#### TASK TO CARRY OUT
Lines from the listing that hold the string "rice" are what you should return.

(EXTRACTED DATA Opens)

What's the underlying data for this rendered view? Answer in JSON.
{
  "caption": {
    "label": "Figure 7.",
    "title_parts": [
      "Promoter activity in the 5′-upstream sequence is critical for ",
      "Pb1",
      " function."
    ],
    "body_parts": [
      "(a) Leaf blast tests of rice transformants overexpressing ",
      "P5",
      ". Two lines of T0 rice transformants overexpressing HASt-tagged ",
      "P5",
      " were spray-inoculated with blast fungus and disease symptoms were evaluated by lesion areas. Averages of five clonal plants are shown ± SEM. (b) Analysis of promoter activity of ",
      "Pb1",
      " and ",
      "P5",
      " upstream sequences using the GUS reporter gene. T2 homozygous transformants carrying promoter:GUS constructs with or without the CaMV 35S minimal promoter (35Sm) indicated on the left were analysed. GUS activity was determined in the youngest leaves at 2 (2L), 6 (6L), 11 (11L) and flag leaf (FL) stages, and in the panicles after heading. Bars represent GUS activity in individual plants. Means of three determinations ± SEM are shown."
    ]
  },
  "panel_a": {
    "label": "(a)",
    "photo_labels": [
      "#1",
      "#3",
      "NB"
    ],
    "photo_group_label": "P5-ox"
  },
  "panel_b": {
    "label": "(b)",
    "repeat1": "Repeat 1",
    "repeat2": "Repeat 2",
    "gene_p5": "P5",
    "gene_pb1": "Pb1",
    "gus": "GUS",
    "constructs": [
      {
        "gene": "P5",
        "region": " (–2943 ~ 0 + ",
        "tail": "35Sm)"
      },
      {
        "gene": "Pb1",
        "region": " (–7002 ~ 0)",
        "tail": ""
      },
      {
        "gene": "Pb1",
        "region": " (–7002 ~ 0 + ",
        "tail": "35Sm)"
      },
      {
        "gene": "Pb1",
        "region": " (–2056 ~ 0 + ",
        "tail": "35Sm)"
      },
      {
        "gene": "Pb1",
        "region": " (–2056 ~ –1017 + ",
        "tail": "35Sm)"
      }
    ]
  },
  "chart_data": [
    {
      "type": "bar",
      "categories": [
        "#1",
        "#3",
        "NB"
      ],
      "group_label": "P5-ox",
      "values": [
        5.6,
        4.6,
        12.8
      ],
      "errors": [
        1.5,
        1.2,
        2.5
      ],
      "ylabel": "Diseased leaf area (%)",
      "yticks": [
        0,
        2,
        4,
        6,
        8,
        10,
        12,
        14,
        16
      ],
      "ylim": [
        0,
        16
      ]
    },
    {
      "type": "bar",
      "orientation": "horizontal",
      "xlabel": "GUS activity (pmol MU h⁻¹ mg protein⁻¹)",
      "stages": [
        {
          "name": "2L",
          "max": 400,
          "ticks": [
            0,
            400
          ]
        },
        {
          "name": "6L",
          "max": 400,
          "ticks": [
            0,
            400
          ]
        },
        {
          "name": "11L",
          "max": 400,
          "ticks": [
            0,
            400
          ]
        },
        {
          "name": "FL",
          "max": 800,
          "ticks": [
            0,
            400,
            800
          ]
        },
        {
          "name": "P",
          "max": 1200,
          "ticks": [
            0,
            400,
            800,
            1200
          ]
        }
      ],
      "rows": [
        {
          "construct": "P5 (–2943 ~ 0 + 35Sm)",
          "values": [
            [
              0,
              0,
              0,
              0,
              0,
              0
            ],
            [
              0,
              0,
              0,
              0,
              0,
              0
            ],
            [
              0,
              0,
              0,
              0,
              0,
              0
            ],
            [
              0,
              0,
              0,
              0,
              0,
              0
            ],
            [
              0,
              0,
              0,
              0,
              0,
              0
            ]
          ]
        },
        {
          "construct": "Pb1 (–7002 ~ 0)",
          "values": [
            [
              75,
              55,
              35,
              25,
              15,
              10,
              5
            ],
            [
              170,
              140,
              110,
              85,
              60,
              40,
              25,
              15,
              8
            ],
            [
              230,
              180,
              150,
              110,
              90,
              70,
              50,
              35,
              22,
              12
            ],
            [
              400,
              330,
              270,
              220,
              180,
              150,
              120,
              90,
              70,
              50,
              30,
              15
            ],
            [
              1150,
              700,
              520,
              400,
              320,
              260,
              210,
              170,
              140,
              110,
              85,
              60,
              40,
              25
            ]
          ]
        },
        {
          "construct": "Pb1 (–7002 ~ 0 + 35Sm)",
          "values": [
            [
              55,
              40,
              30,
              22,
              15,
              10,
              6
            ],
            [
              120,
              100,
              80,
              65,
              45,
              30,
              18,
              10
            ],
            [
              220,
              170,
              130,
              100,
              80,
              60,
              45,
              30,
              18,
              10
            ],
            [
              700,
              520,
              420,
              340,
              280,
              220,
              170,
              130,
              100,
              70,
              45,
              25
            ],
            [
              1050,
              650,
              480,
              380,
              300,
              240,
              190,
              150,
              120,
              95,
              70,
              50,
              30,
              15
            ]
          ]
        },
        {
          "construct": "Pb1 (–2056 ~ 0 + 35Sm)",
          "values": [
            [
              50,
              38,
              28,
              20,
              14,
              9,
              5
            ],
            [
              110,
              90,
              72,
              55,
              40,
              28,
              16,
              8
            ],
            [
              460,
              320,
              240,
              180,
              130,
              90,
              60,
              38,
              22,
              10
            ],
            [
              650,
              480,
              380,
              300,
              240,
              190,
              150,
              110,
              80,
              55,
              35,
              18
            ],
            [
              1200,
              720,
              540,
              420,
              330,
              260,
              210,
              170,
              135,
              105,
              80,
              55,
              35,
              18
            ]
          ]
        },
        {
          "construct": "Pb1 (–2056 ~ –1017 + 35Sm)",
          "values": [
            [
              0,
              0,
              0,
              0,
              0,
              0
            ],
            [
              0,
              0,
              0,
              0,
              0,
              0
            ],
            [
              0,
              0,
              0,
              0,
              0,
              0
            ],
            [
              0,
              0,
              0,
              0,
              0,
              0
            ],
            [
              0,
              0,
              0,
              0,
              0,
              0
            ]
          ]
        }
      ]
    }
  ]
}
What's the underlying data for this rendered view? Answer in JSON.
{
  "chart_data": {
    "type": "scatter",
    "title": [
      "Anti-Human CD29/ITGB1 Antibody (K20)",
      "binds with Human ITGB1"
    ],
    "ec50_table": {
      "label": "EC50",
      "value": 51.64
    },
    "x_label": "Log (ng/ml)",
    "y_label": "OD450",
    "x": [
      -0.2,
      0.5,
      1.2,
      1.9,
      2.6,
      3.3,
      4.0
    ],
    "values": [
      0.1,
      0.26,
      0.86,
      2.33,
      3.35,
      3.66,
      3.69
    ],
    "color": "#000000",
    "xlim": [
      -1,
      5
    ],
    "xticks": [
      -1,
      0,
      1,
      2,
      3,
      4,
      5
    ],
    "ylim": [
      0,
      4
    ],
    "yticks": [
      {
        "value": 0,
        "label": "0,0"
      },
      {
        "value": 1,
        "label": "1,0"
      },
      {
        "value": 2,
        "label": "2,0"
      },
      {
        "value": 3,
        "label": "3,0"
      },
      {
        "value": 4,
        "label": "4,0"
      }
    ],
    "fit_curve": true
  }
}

(EXTRACTED DATA Closes)
(EXTRACTED DATA Opens)

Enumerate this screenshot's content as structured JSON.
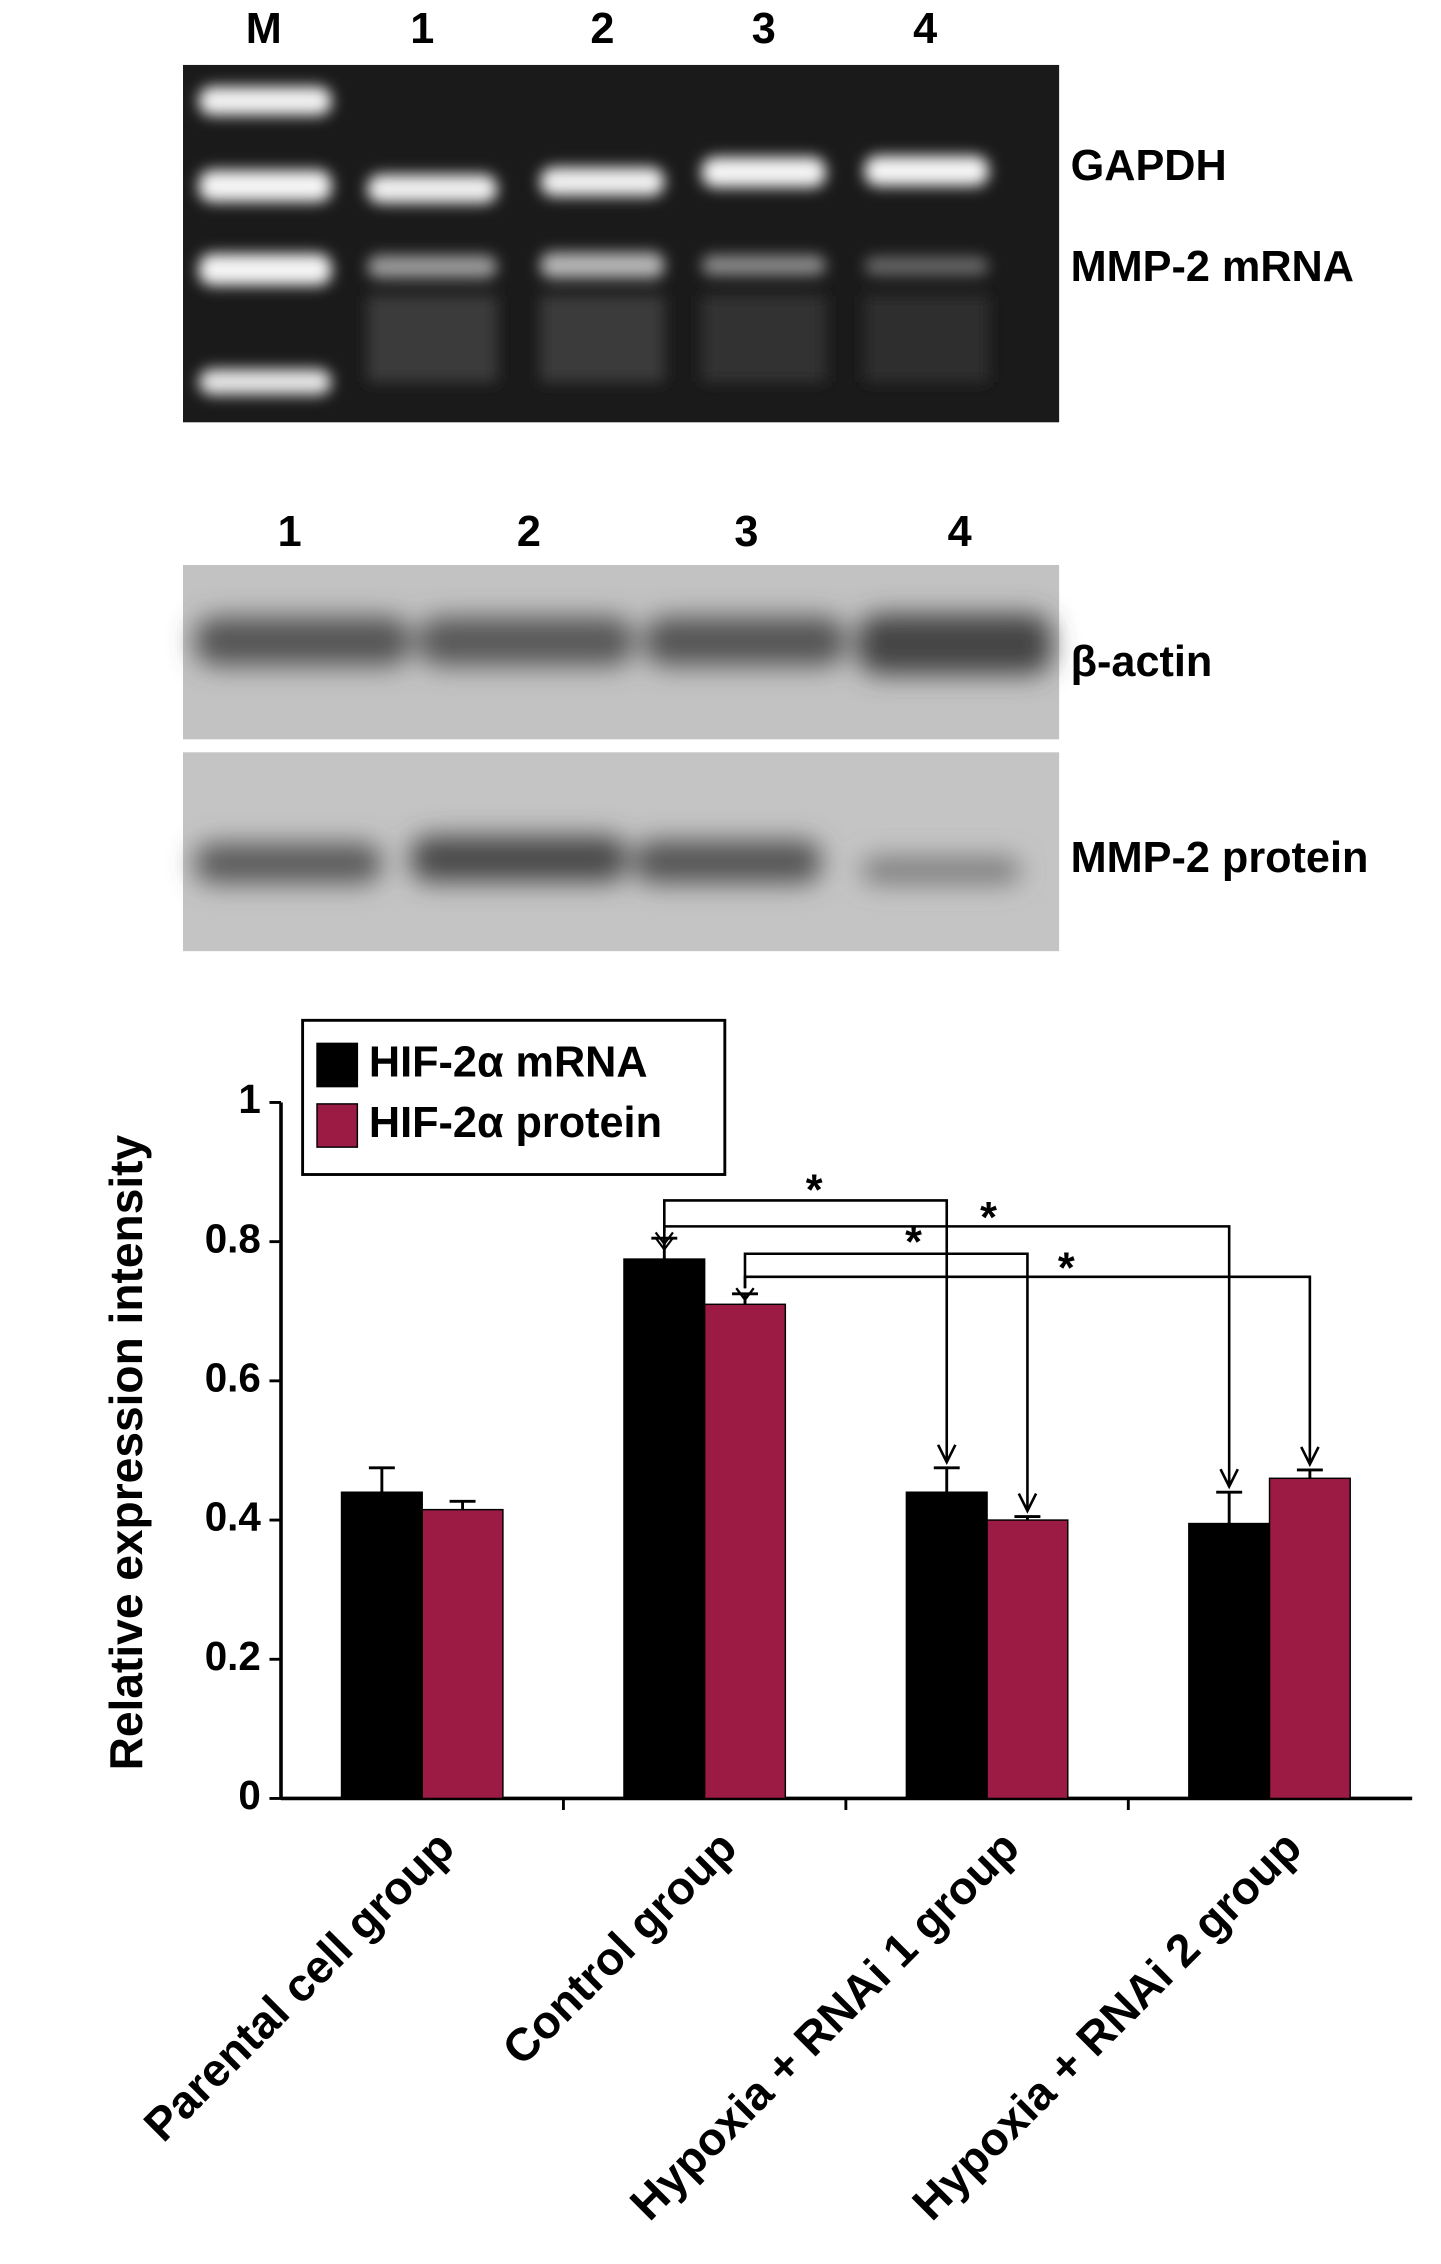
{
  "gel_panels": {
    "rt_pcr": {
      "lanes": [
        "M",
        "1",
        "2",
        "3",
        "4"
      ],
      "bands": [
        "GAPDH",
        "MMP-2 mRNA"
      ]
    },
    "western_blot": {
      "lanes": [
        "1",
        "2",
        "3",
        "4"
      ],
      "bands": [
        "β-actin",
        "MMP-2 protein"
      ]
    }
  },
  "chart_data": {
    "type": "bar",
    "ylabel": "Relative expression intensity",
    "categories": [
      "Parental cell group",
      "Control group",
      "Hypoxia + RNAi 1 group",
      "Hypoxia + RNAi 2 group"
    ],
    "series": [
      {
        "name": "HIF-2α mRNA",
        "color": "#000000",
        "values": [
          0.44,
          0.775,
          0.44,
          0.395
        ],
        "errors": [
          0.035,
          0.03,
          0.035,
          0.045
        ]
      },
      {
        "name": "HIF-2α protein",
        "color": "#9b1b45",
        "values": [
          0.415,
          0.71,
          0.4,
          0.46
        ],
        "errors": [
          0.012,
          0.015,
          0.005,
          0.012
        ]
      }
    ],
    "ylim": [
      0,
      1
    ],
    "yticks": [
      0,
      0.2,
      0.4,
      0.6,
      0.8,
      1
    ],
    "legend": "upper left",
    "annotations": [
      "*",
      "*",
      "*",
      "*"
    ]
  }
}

(EXTRACTED DATA Closes)

#### REPLY
      "(a) Leaf blast tests of rice transformants overexpressing ",
      ". Two lines of T0 rice transformants overexpressing HASt-tagged ",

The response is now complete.